* Requirements: For the material that follows, list every line containing the word "name".
[START OF Data supplied]
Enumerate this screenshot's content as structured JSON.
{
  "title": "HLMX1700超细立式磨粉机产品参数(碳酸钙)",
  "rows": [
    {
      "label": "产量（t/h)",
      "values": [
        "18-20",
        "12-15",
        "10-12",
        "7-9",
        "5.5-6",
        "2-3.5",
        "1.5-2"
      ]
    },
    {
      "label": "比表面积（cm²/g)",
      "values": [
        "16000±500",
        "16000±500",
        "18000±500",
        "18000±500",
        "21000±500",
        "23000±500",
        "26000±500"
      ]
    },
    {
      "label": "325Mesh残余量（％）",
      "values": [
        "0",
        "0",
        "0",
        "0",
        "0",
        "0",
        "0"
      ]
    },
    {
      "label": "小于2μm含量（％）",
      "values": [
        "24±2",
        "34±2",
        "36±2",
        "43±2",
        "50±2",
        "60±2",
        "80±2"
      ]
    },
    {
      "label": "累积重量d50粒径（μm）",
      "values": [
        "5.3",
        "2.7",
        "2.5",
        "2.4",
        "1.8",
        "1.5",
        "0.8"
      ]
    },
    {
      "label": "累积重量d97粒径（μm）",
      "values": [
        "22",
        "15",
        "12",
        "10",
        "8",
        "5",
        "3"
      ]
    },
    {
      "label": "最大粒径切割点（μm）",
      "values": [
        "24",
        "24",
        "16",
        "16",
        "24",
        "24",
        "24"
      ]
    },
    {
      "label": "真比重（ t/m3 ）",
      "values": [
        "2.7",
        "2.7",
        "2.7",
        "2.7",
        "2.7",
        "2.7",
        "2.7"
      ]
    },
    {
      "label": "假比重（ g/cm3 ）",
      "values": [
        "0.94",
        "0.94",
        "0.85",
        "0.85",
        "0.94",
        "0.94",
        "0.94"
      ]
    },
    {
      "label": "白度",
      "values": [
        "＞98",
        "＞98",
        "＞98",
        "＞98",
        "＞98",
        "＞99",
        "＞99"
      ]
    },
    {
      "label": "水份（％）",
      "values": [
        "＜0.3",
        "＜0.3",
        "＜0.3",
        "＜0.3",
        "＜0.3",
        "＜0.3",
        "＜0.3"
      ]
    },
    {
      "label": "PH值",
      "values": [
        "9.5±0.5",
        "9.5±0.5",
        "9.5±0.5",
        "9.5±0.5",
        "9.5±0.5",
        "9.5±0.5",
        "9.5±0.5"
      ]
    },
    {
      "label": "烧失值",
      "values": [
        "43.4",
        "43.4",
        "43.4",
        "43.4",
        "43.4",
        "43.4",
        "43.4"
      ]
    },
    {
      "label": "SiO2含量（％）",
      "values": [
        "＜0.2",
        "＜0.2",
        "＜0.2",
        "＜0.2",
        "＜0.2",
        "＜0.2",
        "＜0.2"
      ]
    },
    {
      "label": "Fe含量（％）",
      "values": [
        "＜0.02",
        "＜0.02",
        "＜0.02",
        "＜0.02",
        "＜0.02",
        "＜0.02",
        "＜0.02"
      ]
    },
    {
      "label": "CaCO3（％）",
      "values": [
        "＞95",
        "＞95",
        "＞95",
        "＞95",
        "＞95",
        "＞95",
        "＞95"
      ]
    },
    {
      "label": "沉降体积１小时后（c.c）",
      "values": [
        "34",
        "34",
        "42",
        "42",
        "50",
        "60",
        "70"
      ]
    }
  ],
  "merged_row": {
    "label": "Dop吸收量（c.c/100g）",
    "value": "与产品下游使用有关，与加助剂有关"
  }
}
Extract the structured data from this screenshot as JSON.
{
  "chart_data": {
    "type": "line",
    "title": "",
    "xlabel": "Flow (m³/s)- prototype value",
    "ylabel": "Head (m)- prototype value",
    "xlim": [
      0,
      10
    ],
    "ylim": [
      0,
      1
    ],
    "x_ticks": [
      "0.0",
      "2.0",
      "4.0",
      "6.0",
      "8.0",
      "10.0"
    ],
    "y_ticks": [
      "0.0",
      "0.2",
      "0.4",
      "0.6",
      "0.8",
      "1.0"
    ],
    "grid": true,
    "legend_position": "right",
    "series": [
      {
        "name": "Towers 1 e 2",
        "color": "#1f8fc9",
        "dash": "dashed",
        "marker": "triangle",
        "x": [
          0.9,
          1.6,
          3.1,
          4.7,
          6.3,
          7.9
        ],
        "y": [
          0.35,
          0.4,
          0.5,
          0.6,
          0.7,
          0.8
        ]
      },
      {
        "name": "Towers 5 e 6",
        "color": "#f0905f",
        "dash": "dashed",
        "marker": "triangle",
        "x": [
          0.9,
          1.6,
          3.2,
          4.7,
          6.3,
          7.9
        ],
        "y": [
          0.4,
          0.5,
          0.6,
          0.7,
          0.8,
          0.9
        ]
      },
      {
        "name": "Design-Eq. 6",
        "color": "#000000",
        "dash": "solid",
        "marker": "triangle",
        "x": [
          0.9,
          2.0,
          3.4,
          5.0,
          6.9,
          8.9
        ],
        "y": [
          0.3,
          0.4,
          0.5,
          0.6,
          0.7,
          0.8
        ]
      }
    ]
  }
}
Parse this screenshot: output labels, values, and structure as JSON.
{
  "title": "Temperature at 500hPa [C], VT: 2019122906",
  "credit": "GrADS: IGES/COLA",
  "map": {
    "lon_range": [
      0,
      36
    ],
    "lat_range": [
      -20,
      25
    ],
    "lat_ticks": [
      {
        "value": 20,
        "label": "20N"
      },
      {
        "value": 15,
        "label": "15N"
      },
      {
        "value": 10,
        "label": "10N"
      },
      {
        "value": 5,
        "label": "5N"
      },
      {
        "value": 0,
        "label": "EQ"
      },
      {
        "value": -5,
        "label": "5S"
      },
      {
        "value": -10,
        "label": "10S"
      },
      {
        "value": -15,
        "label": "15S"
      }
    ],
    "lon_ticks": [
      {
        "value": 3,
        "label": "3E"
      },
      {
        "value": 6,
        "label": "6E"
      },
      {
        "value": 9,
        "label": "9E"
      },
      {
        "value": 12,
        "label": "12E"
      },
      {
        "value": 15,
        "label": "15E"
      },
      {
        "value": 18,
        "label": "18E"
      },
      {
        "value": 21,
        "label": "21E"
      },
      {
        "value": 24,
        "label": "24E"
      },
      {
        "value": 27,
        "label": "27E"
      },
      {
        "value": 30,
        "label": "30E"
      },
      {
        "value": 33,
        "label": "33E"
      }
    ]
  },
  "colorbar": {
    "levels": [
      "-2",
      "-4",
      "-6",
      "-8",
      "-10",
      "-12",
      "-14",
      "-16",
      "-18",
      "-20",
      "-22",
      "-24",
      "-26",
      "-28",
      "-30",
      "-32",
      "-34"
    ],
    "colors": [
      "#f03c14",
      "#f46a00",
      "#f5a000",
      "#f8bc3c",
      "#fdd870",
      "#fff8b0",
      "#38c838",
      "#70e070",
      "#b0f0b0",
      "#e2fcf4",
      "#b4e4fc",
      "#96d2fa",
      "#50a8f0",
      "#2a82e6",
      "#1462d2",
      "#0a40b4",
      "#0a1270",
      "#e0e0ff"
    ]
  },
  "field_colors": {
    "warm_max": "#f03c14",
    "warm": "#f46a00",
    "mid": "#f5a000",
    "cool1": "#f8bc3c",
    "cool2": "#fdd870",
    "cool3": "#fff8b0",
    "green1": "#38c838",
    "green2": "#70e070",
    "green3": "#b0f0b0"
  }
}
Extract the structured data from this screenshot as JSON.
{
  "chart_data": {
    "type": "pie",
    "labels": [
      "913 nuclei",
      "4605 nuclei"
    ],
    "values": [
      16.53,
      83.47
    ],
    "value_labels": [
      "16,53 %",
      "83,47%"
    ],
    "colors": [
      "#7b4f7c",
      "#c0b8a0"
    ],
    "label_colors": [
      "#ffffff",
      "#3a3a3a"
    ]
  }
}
[END OF Data supplied]
* Answer to the task:
        "name": "Towers 1 e 2",
        "name": "Towers 5 e 6",
        "name": "Design-Eq. 6",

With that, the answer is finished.